[Start of DATA TO PROCESS]

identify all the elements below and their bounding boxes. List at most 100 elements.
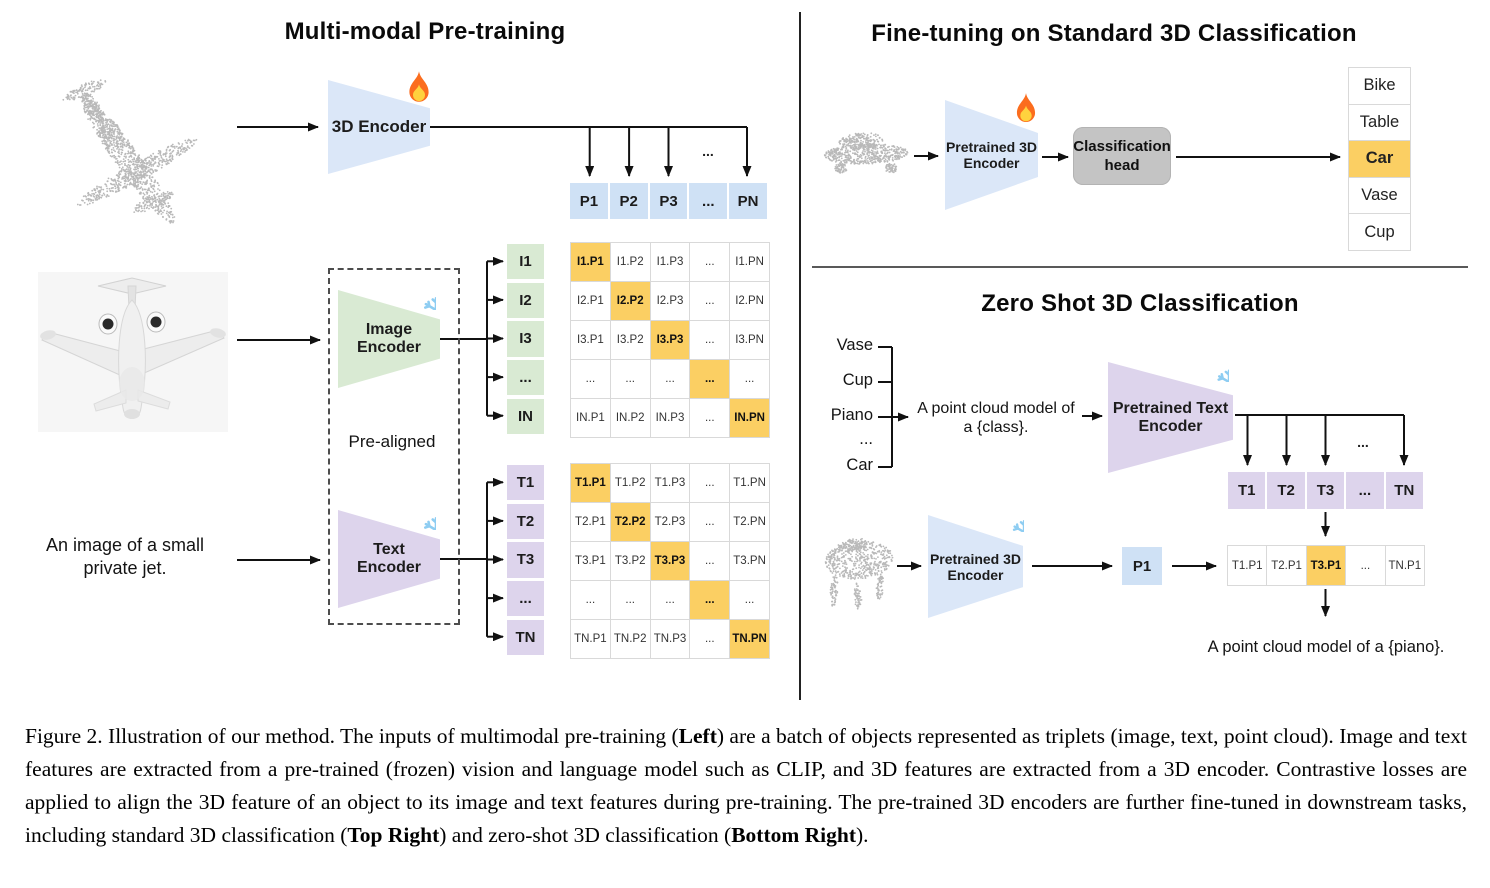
similarity-cell: IN.P1	[571, 399, 610, 437]
similarity-cell: TN.P2	[610, 620, 650, 658]
similarity-cell: ...	[571, 360, 610, 398]
image-encoder-label: Image Encoder	[356, 321, 421, 356]
image-feature-labels: I1 I2 I3... IN	[507, 244, 544, 434]
similarity-cell: I2.P3	[650, 282, 690, 320]
caption-text: ) are a batch of objects represented as …	[25, 724, 1467, 847]
snowflake-icon	[408, 502, 436, 530]
snowflake-icon	[1202, 355, 1229, 382]
class-option-cell: Bike	[1349, 68, 1410, 104]
similarity-cell: T2.PN	[730, 503, 769, 541]
similarity-cell: ...	[690, 464, 730, 502]
image-feature-cell: I1	[507, 244, 544, 280]
similarity-cell: I2.P2	[610, 282, 650, 320]
similarity-cell: T1.P1	[571, 464, 610, 502]
prompt-class-label: ...	[859, 430, 873, 448]
similarity-cell: ...	[690, 542, 730, 580]
car-point-cloud	[823, 132, 909, 174]
similarity-cell: T1.P2	[610, 464, 650, 502]
caption-text: Figure 2. Illustration of our method. Th…	[25, 724, 679, 748]
prompt-class-label: Cup	[842, 371, 873, 389]
3d-encoder-block: 3D Encoder	[328, 80, 430, 174]
similarity-cell: ...	[690, 503, 730, 541]
text-point-similarity-matrix: T1.P1 T1.P2 T1.P3... T1.PN T2.P1 T2.P2 T2.P3..…	[570, 463, 770, 659]
similarity-cell: IN.P3	[650, 399, 690, 437]
image-point-similarity-matrix: I1.P1 I1.P2 I1.P3... I1.PN I2.P1 I2.P2 I2.P3..…	[570, 242, 770, 438]
image-feature-cell: I3	[507, 321, 544, 357]
similarity-cell: ...	[690, 321, 730, 359]
similarity-cell: I3.P1	[571, 321, 610, 359]
similarity-cell: TN.P1	[571, 620, 610, 658]
p-feature-cell: ...	[689, 183, 728, 219]
caption-bold-ref: Left	[678, 724, 717, 748]
similarity-cell: ...	[690, 360, 730, 398]
similarity-cell: TN.P1	[1385, 546, 1424, 585]
piano-point-cloud	[824, 537, 894, 610]
encoder-trapezoid	[328, 80, 430, 174]
similarity-cell: I2.P1	[571, 282, 610, 320]
similarity-cell: T3.PN	[730, 542, 769, 580]
zeroshot-3d-encoder-label: Pretrained 3D Encoder	[929, 550, 1022, 583]
caption-bold-ref: Top Right	[347, 823, 440, 847]
image-feature-cell: IN	[507, 398, 544, 434]
jet-image	[38, 272, 228, 432]
snowflake-icon	[408, 282, 436, 310]
similarity-cell: IN.PN	[730, 399, 769, 437]
encoder-trapezoid	[945, 100, 1038, 210]
similarity-cell: IN.P2	[610, 399, 650, 437]
similarity-cell: TN.P3	[650, 620, 690, 658]
class-option-cell: Vase	[1349, 177, 1410, 214]
similarity-cell: T1.P3	[650, 464, 690, 502]
pretrained-text-encoder-block: Pretrained Text Encoder	[1108, 362, 1233, 473]
similarity-cell: ...	[650, 360, 690, 398]
similarity-cell: I1.PN	[730, 243, 769, 281]
similarity-cell: I1.P2	[610, 243, 650, 281]
text-feature-cell: ...	[1346, 472, 1384, 509]
similarity-cell: I3.PN	[730, 321, 769, 359]
text-encoder-block: Text Encoder	[338, 510, 440, 608]
text-feature-cell: T1	[507, 465, 544, 501]
zeroshot-similarity-row: T1.P1 T2.P1 T3.P1... TN.P1	[1227, 545, 1425, 586]
similarity-cell: T2.P2	[610, 503, 650, 541]
pretraining-title: Multi-modal Pre-training	[284, 18, 566, 45]
text-feature-cell: TN	[1385, 472, 1423, 509]
3d-encoder-label: 3D Encoder	[331, 117, 427, 136]
figure-caption: Figure 2. Illustration of our method. Th…	[25, 720, 1467, 852]
similarity-cell: ...	[690, 581, 730, 619]
caption-text: ).	[856, 823, 869, 847]
similarity-cell: ...	[730, 581, 769, 619]
similarity-cell: I2.PN	[730, 282, 769, 320]
similarity-cell: ...	[730, 360, 769, 398]
similarity-cell: T3.P3	[650, 542, 690, 580]
image-encoder-block: Image Encoder	[338, 290, 440, 388]
similarity-cell: I1.P3	[650, 243, 690, 281]
prompt-class-label: Piano	[830, 406, 873, 424]
similarity-cell: ...	[690, 243, 730, 281]
text-feature-labels: T1 T2 T3... TN	[507, 465, 544, 655]
pretrained-3d-encoder-label: Pretrained 3D Encoder	[945, 139, 1038, 171]
fire-icon	[1012, 92, 1040, 126]
similarity-cell: ...	[690, 399, 730, 437]
similarity-cell: T3.P2	[610, 542, 650, 580]
ellipsis-note: ...	[1357, 434, 1369, 450]
p-feature-cell: P2	[609, 183, 648, 219]
encoder-trapezoid	[338, 510, 440, 608]
classification-head-box: Classification head	[1073, 127, 1171, 185]
finetune-title: Fine-tuning on Standard 3D Classificatio…	[871, 20, 1357, 47]
text-feature-cell: T3	[507, 542, 544, 578]
similarity-cell: T3.P1	[1306, 546, 1346, 585]
class-option-cell: Car	[1349, 141, 1410, 177]
similarity-cell: T3.P1	[571, 542, 610, 580]
caption-bold-ref: Bottom Right	[731, 823, 857, 847]
similarity-cell: ...	[690, 282, 730, 320]
encoder-trapezoid	[1108, 362, 1233, 473]
text-feature-cell: T2	[507, 503, 544, 539]
text-feature-row: T1 T2 T3... TN	[1228, 472, 1423, 509]
airplane-point-cloud	[62, 79, 198, 224]
similarity-cell: T1.P1	[1228, 546, 1267, 585]
ellipsis-note: ...	[702, 143, 714, 159]
zeroshot-title: Zero Shot 3D Classification	[981, 290, 1299, 317]
image-feature-cell: I2	[507, 282, 544, 318]
zeroshot-3d-encoder-block: Pretrained 3D Encoder	[928, 515, 1023, 618]
p1-feature-box: P1	[1122, 547, 1162, 585]
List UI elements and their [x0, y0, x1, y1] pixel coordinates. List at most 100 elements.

[End of DATA TO PROCESS]

## [REQUIRED WORK]
Copy out all of the rows above word for word, leaving out the pictures.

## [SOLUTION BELOW]
identify all the elements below and their bounding boxes. List at most 100 elements.
similarity-cell: IN.P1	[571, 399, 610, 437]
similarity-cell: TN.P2	[610, 620, 650, 658]
similarity-cell: ...	[571, 360, 610, 398]
image-encoder-label: Image Encoder	[356, 321, 421, 356]
image-feature-labels: I1 I2 I3... IN	[507, 244, 544, 434]
similarity-cell: I2.P3	[650, 282, 690, 320]
caption-text: ) are a batch of objects represented as …	[25, 724, 1467, 847]
snowflake-icon	[408, 502, 436, 530]
snowflake-icon	[1202, 355, 1229, 382]
class-option-cell: Bike	[1349, 68, 1410, 104]
similarity-cell: T2.PN	[730, 503, 769, 541]
similarity-cell: ...	[690, 464, 730, 502]
image-feature-cell: I1	[507, 244, 544, 280]
similarity-cell: I2.P2	[610, 282, 650, 320]
similarity-cell: T1.P1	[571, 464, 610, 502]
prompt-class-label: ...	[859, 430, 873, 448]
similarity-cell: ...	[690, 542, 730, 580]
car-point-cloud	[823, 132, 909, 174]
similarity-cell: T1.P2	[610, 464, 650, 502]
caption-text: Figure 2. Illustration of our method. Th…	[25, 724, 679, 748]
prompt-class-label: Cup	[842, 371, 873, 389]
3d-encoder-block: 3D Encoder	[328, 80, 430, 174]
similarity-cell: ...	[690, 503, 730, 541]
text-point-similarity-matrix: T1.P1 T1.P2 T1.P3... T1.PN T2.P1 T2.P2 T2.P3..…	[570, 463, 770, 659]
similarity-cell: IN.P3	[650, 399, 690, 437]
image-point-similarity-matrix: I1.P1 I1.P2 I1.P3... I1.PN I2.P1 I2.P2 I2.P3..…	[570, 242, 770, 438]
image-feature-cell: I3	[507, 321, 544, 357]
similarity-cell: ...	[690, 321, 730, 359]
similarity-cell: I3.P1	[571, 321, 610, 359]
similarity-cell: TN.P1	[571, 620, 610, 658]
p-feature-cell: ...	[689, 183, 728, 219]
caption-bold-ref: Left	[678, 724, 717, 748]
similarity-cell: ...	[690, 360, 730, 398]
similarity-cell: TN.P1	[1385, 546, 1424, 585]
piano-point-cloud	[824, 537, 894, 610]
encoder-trapezoid	[328, 80, 430, 174]
similarity-cell: I2.P1	[571, 282, 610, 320]
similarity-cell: T3.PN	[730, 542, 769, 580]
zeroshot-3d-encoder-label: Pretrained 3D Encoder	[929, 550, 1022, 583]
caption-bold-ref: Top Right	[347, 823, 440, 847]
image-feature-cell: IN	[507, 398, 544, 434]
jet-image	[38, 272, 228, 432]
snowflake-icon	[408, 282, 436, 310]
similarity-cell: IN.PN	[730, 399, 769, 437]
encoder-trapezoid	[945, 100, 1038, 210]
similarity-cell: IN.P2	[610, 399, 650, 437]
similarity-cell: TN.P3	[650, 620, 690, 658]
class-option-cell: Vase	[1349, 177, 1410, 214]
similarity-cell: T1.P3	[650, 464, 690, 502]
pretrained-text-encoder-block: Pretrained Text Encoder	[1108, 362, 1233, 473]
similarity-cell: ...	[650, 360, 690, 398]
similarity-cell: I1.PN	[730, 243, 769, 281]
similarity-cell: I1.P2	[610, 243, 650, 281]
text-feature-cell: ...	[1346, 472, 1384, 509]
similarity-cell: I3.PN	[730, 321, 769, 359]
text-encoder-block: Text Encoder	[338, 510, 440, 608]
text-feature-cell: T1	[507, 465, 544, 501]
zeroshot-similarity-row: T1.P1 T2.P1 T3.P1... TN.P1	[1227, 545, 1425, 586]
similarity-cell: T2.P2	[610, 503, 650, 541]
pretraining-title: Multi-modal Pre-training	[284, 18, 566, 45]
text-feature-cell: TN	[1385, 472, 1423, 509]
3d-encoder-label: 3D Encoder	[331, 117, 427, 136]
figure-caption: Figure 2. Illustration of our method. Th…	[25, 720, 1467, 852]
similarity-cell: ...	[690, 581, 730, 619]
caption-text: ).	[856, 823, 869, 847]
similarity-cell: ...	[730, 581, 769, 619]
similarity-cell: I2.PN	[730, 282, 769, 320]
similarity-cell: ...	[730, 360, 769, 398]
similarity-cell: T3.P3	[650, 542, 690, 580]
image-encoder-block: Image Encoder	[338, 290, 440, 388]
similarity-cell: I1.P3	[650, 243, 690, 281]
prompt-class-label: Piano	[830, 406, 873, 424]
similarity-cell: ...	[690, 243, 730, 281]
text-feature-labels: T1 T2 T3... TN	[507, 465, 544, 655]
pretrained-3d-encoder-label: Pretrained 3D Encoder	[945, 139, 1038, 171]
fire-icon	[1012, 92, 1040, 126]
similarity-cell: ...	[690, 399, 730, 437]
similarity-cell: T3.P2	[610, 542, 650, 580]
ellipsis-note: ...	[1357, 434, 1369, 450]
p-feature-cell: P2	[609, 183, 648, 219]
encoder-trapezoid	[338, 510, 440, 608]
classification-head-box: Classification head	[1073, 127, 1171, 185]
finetune-title: Fine-tuning on Standard 3D Classificatio…	[871, 20, 1357, 47]
text-feature-cell: T3	[507, 542, 544, 578]
similarity-cell: T3.P1	[1306, 546, 1346, 585]
class-option-cell: Car	[1349, 141, 1410, 177]
similarity-cell: T3.P1	[571, 542, 610, 580]
caption-bold-ref: Bottom Right	[731, 823, 857, 847]
similarity-cell: ...	[690, 282, 730, 320]
encoder-trapezoid	[1108, 362, 1233, 473]
text-feature-cell: T2	[507, 503, 544, 539]
text-feature-row: T1 T2 T3... TN	[1228, 472, 1423, 509]
airplane-point-cloud	[62, 79, 198, 224]
similarity-cell: T1.P1	[1228, 546, 1267, 585]
ellipsis-note: ...	[702, 143, 714, 159]
zeroshot-title: Zero Shot 3D Classification	[981, 290, 1299, 317]
image-feature-cell: I2	[507, 282, 544, 318]
zeroshot-3d-encoder-block: Pretrained 3D Encoder	[928, 515, 1023, 618]
p1-feature-box: P1	[1122, 547, 1162, 585]
List UI elements and their [x0, y0, x1, y1] pixel coordinates. List at most 100 elements.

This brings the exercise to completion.